-- START --

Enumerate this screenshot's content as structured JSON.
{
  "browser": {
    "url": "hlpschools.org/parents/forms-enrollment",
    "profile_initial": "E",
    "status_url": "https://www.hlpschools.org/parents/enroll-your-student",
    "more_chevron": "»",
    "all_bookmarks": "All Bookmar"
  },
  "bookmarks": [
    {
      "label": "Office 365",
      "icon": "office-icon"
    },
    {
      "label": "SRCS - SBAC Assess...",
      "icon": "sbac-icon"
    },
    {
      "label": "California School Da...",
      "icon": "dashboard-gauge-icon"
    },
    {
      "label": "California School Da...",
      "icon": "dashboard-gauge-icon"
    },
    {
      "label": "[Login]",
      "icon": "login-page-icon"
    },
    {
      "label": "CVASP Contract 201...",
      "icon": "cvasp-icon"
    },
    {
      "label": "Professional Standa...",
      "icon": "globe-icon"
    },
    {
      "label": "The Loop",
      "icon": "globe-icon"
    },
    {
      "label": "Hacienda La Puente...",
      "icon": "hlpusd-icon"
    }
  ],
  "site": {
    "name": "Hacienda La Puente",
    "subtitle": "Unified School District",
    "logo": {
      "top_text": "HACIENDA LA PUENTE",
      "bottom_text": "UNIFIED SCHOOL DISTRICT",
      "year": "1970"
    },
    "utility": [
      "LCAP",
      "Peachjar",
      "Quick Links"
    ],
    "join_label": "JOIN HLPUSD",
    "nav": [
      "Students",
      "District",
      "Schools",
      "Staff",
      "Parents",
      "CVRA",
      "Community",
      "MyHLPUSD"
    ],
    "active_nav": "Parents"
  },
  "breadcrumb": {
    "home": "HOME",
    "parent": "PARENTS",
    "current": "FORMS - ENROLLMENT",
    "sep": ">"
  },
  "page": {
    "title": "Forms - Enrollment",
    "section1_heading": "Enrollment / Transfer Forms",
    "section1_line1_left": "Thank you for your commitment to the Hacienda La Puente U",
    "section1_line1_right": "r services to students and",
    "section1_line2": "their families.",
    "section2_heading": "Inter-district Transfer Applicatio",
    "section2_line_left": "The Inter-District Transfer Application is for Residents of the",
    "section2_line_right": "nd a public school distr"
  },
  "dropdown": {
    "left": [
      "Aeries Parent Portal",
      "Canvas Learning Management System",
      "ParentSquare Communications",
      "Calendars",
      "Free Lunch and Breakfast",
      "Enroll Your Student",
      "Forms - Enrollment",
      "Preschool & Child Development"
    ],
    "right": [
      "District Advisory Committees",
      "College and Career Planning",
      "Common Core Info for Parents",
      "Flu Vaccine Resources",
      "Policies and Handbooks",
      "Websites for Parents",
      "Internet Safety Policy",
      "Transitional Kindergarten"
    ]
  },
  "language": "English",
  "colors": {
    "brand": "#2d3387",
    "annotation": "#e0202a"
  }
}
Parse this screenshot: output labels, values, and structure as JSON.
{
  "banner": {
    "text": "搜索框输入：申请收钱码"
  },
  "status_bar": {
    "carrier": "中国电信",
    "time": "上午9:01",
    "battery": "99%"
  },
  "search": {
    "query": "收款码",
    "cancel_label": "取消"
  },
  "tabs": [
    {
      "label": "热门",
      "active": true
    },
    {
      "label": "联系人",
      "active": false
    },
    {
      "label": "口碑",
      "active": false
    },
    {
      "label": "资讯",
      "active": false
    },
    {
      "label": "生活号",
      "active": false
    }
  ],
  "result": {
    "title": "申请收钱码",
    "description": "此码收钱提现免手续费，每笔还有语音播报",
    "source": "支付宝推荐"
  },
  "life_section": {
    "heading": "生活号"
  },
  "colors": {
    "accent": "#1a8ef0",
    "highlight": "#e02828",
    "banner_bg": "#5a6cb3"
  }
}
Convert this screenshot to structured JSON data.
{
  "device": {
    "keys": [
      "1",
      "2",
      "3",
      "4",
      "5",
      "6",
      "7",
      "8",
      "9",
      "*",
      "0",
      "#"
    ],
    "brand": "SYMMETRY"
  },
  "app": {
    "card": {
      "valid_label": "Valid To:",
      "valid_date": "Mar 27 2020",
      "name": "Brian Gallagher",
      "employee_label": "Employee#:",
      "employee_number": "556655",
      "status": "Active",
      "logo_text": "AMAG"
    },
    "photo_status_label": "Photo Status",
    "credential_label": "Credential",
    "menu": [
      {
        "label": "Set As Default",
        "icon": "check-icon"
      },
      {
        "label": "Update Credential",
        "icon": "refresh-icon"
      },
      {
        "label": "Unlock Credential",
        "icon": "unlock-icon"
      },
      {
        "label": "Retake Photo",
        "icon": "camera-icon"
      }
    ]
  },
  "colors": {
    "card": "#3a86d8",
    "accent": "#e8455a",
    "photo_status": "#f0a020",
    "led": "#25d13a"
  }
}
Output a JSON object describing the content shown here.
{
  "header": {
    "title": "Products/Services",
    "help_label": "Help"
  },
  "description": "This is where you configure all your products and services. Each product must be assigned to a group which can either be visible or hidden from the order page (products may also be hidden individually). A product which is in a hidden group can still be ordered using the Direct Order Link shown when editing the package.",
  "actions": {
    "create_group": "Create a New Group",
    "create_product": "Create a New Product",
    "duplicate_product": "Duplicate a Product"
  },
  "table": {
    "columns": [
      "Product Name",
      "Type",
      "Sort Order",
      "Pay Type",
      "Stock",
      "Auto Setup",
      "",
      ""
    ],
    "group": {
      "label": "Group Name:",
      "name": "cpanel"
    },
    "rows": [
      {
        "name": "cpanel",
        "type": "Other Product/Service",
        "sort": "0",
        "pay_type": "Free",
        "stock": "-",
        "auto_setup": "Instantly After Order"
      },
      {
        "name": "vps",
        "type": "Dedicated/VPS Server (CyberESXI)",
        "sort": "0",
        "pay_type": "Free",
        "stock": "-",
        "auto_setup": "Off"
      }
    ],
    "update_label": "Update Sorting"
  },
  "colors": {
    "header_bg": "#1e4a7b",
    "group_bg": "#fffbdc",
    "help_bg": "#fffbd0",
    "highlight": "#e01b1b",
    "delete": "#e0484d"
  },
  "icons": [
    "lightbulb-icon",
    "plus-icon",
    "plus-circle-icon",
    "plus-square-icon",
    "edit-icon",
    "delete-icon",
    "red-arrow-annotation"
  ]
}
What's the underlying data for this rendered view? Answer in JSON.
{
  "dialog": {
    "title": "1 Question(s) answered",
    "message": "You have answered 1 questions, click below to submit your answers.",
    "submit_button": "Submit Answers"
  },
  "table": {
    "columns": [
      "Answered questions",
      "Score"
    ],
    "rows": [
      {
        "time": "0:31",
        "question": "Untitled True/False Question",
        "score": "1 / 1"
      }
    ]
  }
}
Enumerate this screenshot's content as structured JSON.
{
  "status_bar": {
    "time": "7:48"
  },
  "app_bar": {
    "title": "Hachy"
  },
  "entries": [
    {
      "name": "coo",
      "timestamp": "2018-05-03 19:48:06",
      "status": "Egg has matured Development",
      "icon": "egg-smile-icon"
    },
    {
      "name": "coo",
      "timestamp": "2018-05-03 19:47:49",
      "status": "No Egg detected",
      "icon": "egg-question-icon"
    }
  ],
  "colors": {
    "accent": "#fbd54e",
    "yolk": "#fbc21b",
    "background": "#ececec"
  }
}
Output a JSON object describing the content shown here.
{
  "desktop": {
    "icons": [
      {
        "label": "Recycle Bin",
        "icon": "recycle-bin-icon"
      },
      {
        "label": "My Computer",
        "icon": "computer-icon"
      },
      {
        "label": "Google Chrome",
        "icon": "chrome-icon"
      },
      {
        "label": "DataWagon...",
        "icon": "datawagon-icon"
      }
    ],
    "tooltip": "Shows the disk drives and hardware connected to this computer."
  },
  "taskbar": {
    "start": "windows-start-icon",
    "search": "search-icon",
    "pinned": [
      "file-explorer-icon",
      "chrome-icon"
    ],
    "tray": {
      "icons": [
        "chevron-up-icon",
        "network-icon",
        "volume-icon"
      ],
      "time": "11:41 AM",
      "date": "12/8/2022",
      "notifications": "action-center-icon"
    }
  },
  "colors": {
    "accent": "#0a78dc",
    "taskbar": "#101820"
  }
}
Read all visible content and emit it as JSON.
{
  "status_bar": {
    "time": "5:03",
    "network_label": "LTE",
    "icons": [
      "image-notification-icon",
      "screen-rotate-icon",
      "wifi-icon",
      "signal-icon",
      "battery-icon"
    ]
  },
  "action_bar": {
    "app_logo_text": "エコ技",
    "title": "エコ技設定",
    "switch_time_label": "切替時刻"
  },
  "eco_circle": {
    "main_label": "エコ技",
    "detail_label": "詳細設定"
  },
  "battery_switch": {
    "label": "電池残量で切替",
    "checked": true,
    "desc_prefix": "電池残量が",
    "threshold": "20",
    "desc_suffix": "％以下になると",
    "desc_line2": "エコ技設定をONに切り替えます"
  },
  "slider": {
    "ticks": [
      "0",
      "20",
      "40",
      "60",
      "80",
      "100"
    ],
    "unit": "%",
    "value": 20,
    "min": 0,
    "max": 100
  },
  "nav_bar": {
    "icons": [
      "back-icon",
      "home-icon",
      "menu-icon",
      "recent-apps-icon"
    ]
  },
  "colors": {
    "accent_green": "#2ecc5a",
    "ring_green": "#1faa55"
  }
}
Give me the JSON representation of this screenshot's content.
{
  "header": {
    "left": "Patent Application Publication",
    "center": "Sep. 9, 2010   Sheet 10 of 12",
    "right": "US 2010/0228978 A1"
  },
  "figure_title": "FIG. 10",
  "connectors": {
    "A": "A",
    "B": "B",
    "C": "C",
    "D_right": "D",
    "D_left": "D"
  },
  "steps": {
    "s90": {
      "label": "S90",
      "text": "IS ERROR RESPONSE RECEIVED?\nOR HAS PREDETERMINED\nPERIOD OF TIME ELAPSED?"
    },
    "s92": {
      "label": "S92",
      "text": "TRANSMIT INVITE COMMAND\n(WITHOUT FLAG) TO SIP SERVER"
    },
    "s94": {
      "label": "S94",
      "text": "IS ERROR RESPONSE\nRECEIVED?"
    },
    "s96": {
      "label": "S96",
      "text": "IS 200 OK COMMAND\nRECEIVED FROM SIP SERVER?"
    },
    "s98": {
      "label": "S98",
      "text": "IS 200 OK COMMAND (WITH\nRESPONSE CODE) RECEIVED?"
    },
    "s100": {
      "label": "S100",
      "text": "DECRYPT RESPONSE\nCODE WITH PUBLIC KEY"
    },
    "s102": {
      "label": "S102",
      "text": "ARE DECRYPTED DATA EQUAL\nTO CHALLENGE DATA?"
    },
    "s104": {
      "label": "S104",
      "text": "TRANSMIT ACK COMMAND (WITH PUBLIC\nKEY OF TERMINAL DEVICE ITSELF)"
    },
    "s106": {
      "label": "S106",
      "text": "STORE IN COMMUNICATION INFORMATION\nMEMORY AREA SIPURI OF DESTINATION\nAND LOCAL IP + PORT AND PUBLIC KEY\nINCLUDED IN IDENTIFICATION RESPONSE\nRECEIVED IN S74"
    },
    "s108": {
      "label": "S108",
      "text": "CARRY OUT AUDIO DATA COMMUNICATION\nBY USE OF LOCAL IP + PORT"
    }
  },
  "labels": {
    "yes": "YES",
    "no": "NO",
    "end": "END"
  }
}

-- END --

Search the preceding listing for "ERROR" and extract every line where it is found.

= RIGHT ANSWER =
      "text": "IS ERROR RESPONSE RECEIVED?\nOR HAS PREDETERMINED\nPERIOD OF TIME ELAPSED?"
      "text": "IS ERROR RESPONSE\nRECEIVED?"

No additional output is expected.